**EXTRACTED RECORDS**
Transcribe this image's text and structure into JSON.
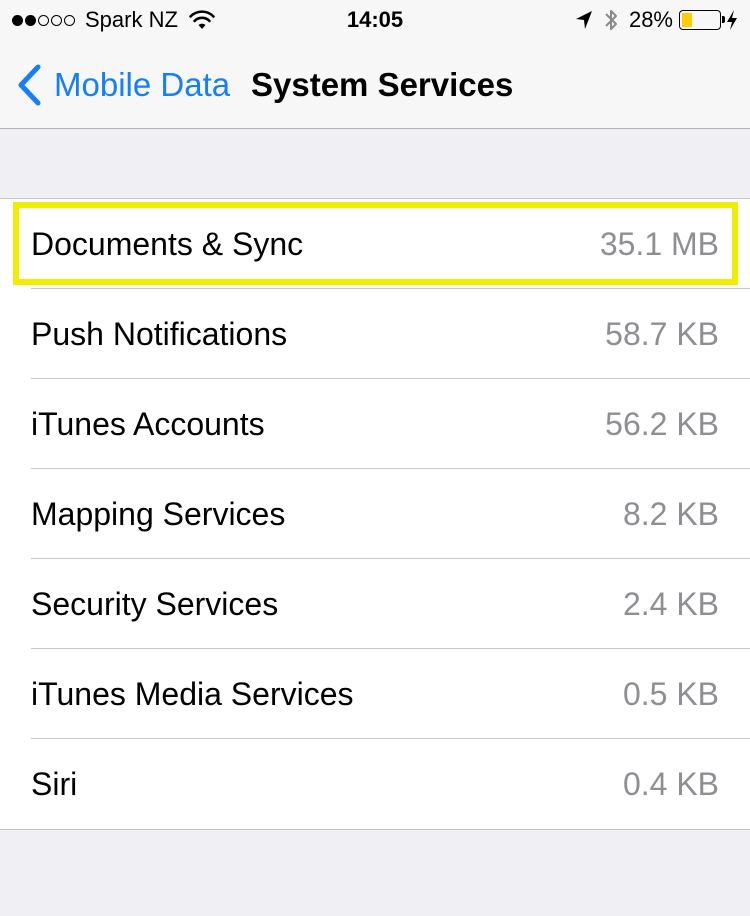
{
  "status_bar": {
    "carrier": "Spark NZ",
    "signal_bars_filled": 2,
    "signal_bars_total": 5,
    "time": "14:05",
    "battery_percent": "28%",
    "battery_level": 0.28,
    "battery_color": "#ffcc00"
  },
  "nav": {
    "back_label": "Mobile Data",
    "title": "System Services"
  },
  "colors": {
    "accent": "#157efb",
    "highlight": "#f2ec00",
    "secondary_text": "#8e8e93"
  },
  "services": [
    {
      "label": "Documents & Sync",
      "value": "35.1 MB",
      "highlighted": true
    },
    {
      "label": "Push Notifications",
      "value": "58.7 KB"
    },
    {
      "label": "iTunes Accounts",
      "value": "56.2 KB"
    },
    {
      "label": "Mapping Services",
      "value": "8.2 KB"
    },
    {
      "label": "Security Services",
      "value": "2.4 KB"
    },
    {
      "label": "iTunes Media Services",
      "value": "0.5 KB"
    },
    {
      "label": "Siri",
      "value": "0.4 KB"
    }
  ]
}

**PROBLEM**
Every record gets retyped exactly; no picture goes into the copy.

**TASK RESPONSE**
Transcribe this image's text and structure into JSON.
{
  "status_bar": {
    "carrier": "Spark NZ",
    "signal_bars_filled": 2,
    "signal_bars_total": 5,
    "time": "14:05",
    "battery_percent": "28%",
    "battery_level": 0.28,
    "battery_color": "#ffcc00"
  },
  "nav": {
    "back_label": "Mobile Data",
    "title": "System Services"
  },
  "colors": {
    "accent": "#157efb",
    "highlight": "#f2ec00",
    "secondary_text": "#8e8e93"
  },
  "services": [
    {
      "label": "Documents & Sync",
      "value": "35.1 MB",
      "highlighted": true
    },
    {
      "label": "Push Notifications",
      "value": "58.7 KB"
    },
    {
      "label": "iTunes Accounts",
      "value": "56.2 KB"
    },
    {
      "label": "Mapping Services",
      "value": "8.2 KB"
    },
    {
      "label": "Security Services",
      "value": "2.4 KB"
    },
    {
      "label": "iTunes Media Services",
      "value": "0.5 KB"
    },
    {
      "label": "Siri",
      "value": "0.4 KB"
    }
  ]
}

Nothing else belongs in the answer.